*** Data to process ***
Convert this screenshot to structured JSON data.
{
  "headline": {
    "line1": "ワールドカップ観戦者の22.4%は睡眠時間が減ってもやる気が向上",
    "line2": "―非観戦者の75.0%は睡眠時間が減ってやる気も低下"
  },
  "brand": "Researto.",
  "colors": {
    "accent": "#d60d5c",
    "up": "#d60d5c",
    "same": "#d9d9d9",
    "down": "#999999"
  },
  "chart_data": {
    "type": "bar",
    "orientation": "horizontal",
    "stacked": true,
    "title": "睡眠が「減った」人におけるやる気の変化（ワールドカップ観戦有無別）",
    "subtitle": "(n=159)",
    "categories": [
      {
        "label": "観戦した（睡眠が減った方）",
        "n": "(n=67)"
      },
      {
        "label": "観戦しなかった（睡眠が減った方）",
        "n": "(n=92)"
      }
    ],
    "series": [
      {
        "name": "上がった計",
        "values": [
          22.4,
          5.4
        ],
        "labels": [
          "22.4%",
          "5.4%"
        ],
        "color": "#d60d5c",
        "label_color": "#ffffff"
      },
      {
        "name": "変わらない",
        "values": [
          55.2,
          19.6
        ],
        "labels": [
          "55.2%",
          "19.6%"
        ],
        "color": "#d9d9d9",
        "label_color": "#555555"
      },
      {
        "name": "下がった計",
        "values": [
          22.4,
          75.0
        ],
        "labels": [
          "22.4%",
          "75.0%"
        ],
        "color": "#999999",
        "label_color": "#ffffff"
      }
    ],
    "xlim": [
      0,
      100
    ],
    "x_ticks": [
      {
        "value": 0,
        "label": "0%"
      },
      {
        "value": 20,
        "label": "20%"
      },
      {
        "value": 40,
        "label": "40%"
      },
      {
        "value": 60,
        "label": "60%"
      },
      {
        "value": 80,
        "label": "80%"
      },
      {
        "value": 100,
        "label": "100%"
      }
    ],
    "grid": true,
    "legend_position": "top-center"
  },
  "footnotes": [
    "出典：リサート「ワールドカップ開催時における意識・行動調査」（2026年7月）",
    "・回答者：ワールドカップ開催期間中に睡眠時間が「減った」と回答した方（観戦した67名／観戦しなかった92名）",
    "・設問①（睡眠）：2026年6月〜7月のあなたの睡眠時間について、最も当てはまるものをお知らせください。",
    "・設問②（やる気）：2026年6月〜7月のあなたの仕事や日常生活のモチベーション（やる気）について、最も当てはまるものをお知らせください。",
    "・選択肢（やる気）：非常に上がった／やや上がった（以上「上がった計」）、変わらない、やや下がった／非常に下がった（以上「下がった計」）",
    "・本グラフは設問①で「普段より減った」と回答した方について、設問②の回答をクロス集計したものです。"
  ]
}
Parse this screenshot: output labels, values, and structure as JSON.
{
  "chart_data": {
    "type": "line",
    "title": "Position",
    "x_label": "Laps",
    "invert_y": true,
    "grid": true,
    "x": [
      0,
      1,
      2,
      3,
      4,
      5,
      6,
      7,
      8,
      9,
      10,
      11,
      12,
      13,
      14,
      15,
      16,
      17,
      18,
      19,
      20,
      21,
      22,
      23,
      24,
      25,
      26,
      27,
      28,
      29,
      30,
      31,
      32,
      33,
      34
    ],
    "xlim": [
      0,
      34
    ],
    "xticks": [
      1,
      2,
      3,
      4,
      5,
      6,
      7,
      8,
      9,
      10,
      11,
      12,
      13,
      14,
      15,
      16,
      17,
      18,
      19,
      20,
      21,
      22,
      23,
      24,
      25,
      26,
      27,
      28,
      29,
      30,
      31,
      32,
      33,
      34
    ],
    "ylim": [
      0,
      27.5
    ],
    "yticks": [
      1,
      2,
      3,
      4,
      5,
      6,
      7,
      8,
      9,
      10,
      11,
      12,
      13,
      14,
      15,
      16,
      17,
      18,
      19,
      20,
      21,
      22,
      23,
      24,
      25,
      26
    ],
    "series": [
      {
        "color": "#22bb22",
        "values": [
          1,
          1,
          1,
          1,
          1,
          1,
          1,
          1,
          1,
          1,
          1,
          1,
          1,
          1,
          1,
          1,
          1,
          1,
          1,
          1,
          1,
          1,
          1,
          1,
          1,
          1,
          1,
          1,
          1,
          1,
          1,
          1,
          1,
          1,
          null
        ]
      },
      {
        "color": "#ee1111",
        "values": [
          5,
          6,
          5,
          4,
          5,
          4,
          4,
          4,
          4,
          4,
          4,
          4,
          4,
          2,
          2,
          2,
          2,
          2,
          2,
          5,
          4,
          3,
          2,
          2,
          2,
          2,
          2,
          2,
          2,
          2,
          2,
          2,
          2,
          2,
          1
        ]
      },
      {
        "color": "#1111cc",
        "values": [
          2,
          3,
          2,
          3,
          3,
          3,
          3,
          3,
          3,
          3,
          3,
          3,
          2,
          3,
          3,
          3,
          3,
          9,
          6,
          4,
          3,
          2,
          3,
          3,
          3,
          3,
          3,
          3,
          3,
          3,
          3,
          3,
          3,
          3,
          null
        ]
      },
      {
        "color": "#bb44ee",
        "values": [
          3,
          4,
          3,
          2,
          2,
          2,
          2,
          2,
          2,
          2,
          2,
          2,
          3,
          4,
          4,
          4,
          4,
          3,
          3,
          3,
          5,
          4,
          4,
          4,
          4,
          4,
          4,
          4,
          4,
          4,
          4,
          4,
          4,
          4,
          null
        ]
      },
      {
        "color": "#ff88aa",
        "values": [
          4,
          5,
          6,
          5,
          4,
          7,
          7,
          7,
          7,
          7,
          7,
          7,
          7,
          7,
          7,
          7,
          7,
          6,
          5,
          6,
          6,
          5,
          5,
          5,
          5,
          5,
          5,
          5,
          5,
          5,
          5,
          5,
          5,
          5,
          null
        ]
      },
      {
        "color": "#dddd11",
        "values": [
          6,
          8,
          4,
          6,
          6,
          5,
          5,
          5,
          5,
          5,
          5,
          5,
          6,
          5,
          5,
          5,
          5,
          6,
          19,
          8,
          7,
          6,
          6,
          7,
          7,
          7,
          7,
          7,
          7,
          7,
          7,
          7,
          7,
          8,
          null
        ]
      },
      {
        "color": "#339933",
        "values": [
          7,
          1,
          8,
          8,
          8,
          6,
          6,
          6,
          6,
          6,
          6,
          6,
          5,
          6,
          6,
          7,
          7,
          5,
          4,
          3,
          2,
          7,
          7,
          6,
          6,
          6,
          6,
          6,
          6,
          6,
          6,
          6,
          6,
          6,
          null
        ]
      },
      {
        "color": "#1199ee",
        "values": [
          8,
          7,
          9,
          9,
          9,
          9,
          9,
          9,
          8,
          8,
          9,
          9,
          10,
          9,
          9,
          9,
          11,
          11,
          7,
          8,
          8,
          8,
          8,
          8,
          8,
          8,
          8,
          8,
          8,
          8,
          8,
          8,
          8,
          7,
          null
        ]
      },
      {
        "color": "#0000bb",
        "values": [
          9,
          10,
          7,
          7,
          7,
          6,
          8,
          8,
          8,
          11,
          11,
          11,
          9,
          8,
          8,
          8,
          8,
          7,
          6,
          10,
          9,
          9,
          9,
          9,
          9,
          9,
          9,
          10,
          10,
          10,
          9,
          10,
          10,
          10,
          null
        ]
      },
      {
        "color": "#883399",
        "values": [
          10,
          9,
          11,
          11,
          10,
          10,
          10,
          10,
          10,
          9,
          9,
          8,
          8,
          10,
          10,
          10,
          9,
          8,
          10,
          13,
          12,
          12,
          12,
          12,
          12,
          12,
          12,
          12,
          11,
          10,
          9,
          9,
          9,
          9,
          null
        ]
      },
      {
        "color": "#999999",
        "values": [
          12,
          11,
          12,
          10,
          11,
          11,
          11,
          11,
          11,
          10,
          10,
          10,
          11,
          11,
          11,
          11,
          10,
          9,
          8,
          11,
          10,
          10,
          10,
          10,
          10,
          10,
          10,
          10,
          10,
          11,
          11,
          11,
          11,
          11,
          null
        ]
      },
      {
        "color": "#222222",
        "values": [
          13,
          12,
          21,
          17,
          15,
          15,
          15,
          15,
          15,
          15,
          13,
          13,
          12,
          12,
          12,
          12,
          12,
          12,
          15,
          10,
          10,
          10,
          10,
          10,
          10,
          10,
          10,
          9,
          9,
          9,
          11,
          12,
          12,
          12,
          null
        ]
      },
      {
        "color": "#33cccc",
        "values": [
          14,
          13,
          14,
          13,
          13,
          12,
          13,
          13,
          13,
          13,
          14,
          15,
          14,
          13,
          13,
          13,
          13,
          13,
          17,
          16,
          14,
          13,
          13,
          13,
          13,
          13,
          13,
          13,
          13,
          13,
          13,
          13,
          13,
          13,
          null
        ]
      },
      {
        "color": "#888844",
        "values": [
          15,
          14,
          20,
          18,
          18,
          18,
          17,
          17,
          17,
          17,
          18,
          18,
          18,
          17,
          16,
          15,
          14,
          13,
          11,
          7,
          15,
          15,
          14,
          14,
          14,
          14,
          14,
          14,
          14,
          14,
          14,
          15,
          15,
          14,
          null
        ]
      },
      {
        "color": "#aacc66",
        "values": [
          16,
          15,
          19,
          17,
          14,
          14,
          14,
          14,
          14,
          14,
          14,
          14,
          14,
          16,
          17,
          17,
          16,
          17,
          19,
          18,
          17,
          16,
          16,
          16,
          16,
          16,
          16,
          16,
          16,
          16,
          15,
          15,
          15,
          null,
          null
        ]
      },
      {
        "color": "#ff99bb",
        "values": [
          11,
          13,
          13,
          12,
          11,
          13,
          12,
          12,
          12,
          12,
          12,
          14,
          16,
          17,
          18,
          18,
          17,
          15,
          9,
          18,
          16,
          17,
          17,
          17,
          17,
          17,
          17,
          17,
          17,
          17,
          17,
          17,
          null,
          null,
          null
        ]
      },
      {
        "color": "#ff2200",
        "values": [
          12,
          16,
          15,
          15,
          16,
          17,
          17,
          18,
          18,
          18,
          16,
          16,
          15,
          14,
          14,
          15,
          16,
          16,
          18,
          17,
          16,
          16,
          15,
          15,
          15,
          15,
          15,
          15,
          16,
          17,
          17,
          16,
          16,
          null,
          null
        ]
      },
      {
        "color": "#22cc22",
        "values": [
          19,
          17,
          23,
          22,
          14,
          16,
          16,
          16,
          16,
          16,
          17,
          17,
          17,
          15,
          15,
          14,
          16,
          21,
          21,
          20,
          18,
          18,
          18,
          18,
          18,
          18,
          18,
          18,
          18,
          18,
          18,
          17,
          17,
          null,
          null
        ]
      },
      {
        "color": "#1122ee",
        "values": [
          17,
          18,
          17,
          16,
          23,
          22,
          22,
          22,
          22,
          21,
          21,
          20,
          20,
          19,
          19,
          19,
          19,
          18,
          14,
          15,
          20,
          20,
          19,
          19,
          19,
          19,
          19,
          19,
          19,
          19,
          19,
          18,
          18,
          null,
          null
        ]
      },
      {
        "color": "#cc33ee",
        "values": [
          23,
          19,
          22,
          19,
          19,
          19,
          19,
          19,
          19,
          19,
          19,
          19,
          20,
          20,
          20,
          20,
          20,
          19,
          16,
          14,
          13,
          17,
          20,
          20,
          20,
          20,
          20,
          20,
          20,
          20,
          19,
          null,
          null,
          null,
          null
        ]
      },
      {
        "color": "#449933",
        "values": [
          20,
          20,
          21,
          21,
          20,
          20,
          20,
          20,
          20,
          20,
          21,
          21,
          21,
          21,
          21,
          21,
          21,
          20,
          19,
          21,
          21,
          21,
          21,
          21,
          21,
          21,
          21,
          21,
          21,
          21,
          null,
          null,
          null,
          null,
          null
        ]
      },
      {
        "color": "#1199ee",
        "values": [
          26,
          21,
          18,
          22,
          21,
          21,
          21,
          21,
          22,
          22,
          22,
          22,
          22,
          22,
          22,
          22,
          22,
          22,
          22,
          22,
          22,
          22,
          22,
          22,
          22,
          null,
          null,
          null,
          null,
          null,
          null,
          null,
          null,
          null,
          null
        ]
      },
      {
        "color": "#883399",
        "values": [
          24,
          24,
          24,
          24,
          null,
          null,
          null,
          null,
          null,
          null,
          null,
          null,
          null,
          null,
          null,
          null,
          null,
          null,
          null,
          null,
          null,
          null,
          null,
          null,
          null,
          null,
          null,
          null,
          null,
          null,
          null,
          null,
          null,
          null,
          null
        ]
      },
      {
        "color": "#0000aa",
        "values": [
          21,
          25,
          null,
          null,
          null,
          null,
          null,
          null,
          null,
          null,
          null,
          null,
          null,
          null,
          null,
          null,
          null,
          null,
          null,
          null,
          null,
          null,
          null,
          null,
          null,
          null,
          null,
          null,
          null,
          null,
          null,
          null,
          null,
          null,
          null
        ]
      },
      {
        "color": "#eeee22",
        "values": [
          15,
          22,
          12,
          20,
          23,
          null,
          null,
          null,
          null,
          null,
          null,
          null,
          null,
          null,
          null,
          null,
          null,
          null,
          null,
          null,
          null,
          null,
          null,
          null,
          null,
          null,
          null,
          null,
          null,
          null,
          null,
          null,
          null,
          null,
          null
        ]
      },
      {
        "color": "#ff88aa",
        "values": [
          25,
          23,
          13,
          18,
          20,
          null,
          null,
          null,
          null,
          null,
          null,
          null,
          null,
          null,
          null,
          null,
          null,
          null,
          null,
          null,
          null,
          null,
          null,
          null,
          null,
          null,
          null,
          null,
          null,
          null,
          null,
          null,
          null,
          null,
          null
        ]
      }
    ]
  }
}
***
Exercise brief:
Give only the number of lines in the data that hold the word "true".

Completed task:
4